(AIM) Lift out each line of the data that holds "this".

________________________________________

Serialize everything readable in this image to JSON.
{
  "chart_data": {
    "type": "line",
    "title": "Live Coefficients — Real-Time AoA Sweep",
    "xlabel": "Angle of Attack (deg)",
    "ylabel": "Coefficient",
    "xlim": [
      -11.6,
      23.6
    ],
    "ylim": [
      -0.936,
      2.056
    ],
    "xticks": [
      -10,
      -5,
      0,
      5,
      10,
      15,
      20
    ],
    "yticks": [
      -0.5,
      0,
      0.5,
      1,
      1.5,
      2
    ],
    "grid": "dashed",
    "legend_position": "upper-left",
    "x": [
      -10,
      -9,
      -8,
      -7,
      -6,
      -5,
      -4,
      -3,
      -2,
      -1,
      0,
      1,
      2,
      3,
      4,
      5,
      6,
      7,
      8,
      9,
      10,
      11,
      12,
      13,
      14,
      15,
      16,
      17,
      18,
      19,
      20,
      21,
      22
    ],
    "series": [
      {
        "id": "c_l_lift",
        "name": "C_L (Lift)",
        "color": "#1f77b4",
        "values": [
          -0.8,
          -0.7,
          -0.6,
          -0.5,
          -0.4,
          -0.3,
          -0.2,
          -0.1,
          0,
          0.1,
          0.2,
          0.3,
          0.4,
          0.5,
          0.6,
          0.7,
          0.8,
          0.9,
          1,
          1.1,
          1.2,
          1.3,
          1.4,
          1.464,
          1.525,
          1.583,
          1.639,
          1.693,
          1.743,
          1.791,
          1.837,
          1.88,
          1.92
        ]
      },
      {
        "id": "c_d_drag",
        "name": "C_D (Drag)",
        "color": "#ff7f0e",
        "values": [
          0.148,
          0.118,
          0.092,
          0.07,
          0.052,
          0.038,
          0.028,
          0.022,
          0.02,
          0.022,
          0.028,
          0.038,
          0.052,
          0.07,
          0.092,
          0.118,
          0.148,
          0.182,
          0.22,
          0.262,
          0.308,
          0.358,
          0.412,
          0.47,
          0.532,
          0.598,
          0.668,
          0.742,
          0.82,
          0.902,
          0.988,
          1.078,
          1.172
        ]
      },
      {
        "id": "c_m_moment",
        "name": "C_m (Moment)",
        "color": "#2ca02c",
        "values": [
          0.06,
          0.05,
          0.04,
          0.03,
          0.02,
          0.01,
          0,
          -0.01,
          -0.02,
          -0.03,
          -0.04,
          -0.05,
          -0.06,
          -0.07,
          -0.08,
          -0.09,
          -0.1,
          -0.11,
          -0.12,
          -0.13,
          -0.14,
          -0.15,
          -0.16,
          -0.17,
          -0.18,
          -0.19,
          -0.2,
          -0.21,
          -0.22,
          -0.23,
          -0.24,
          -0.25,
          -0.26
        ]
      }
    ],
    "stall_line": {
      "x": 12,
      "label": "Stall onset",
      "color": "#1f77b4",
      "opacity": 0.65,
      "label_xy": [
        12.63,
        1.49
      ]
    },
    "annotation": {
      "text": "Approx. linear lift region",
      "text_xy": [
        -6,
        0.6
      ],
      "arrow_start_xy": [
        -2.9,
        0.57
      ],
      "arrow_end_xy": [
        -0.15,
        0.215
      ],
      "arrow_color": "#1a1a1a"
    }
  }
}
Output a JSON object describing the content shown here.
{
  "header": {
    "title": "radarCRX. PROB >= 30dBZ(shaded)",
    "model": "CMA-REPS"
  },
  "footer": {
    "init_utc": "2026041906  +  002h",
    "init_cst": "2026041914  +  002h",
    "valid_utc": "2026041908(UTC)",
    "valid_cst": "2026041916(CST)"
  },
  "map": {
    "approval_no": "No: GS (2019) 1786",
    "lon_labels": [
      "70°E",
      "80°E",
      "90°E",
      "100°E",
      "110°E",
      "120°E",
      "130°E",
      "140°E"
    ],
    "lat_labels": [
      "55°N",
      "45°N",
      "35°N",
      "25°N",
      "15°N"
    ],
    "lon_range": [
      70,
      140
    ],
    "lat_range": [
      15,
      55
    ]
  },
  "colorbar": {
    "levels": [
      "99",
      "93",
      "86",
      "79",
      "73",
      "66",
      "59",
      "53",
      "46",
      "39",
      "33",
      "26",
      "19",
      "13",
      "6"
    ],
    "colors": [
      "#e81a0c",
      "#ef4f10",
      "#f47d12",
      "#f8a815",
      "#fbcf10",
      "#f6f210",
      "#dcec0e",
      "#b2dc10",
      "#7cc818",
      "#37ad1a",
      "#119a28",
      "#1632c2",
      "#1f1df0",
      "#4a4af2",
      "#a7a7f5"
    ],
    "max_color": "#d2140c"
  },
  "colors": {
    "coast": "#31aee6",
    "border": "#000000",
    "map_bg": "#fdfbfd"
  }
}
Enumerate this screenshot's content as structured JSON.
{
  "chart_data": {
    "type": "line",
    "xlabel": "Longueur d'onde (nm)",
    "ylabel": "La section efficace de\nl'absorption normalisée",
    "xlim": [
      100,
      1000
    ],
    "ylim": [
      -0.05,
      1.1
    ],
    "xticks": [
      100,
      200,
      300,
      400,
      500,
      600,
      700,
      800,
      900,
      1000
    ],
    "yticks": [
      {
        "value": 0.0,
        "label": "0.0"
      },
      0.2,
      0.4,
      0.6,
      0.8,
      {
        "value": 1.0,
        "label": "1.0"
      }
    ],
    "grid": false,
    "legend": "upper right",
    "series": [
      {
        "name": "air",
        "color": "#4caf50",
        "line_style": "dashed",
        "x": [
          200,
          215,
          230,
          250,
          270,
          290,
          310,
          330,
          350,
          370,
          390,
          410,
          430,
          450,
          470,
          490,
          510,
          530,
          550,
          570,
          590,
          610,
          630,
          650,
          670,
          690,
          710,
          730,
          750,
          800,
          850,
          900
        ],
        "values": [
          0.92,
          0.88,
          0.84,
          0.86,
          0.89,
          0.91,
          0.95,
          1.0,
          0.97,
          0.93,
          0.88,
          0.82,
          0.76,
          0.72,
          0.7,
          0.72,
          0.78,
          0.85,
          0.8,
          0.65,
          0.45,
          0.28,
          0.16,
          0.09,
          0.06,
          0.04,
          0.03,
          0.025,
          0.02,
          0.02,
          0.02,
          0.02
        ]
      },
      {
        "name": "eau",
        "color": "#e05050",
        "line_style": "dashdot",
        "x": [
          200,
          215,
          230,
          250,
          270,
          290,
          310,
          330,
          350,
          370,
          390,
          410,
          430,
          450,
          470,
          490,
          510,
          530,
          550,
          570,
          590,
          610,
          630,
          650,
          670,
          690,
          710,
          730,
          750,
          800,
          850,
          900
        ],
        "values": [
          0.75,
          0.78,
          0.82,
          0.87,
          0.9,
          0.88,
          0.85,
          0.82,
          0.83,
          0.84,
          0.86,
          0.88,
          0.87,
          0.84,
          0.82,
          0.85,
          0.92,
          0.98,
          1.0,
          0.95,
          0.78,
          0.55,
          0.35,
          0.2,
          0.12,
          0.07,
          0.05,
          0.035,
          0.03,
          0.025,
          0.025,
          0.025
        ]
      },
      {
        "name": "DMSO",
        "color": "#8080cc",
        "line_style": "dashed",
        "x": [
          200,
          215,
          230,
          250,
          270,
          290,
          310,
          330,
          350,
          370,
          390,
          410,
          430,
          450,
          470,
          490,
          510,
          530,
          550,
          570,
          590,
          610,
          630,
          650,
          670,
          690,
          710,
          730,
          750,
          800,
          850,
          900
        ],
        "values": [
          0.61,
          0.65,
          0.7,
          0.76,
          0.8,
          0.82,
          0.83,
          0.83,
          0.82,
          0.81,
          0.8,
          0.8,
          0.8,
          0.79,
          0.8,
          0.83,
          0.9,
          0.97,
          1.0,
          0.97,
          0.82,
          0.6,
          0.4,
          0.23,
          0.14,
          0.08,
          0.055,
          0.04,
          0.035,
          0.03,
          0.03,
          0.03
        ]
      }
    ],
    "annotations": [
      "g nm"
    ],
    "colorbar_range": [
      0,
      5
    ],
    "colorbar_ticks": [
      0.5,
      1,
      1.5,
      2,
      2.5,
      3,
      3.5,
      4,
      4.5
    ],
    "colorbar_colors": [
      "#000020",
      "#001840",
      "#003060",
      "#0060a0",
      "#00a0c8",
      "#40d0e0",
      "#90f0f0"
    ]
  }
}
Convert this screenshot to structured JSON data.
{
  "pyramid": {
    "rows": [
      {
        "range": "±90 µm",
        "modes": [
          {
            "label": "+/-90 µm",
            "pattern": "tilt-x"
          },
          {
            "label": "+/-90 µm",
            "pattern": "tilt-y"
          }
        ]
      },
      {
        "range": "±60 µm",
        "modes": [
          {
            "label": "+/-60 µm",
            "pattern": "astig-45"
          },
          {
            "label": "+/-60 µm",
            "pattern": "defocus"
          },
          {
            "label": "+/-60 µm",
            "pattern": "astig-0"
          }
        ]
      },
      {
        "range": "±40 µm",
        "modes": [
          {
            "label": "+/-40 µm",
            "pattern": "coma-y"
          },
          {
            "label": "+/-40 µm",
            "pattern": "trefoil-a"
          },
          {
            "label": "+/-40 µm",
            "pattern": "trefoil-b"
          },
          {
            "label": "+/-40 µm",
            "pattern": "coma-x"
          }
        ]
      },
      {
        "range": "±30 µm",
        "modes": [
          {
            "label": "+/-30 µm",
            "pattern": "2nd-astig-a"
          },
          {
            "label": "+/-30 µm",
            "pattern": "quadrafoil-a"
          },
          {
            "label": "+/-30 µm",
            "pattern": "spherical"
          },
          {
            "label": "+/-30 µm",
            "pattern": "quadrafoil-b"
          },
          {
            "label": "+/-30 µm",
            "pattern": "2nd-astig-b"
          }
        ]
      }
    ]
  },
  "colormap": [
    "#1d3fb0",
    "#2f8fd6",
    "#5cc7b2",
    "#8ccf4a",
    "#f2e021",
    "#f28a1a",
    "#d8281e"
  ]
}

________________________________________

(RESULT)
Serialize everything readable in this image to JSON.
Enumerate this screenshot's content as structured JSON.
Convert this screenshot to structured JSON data.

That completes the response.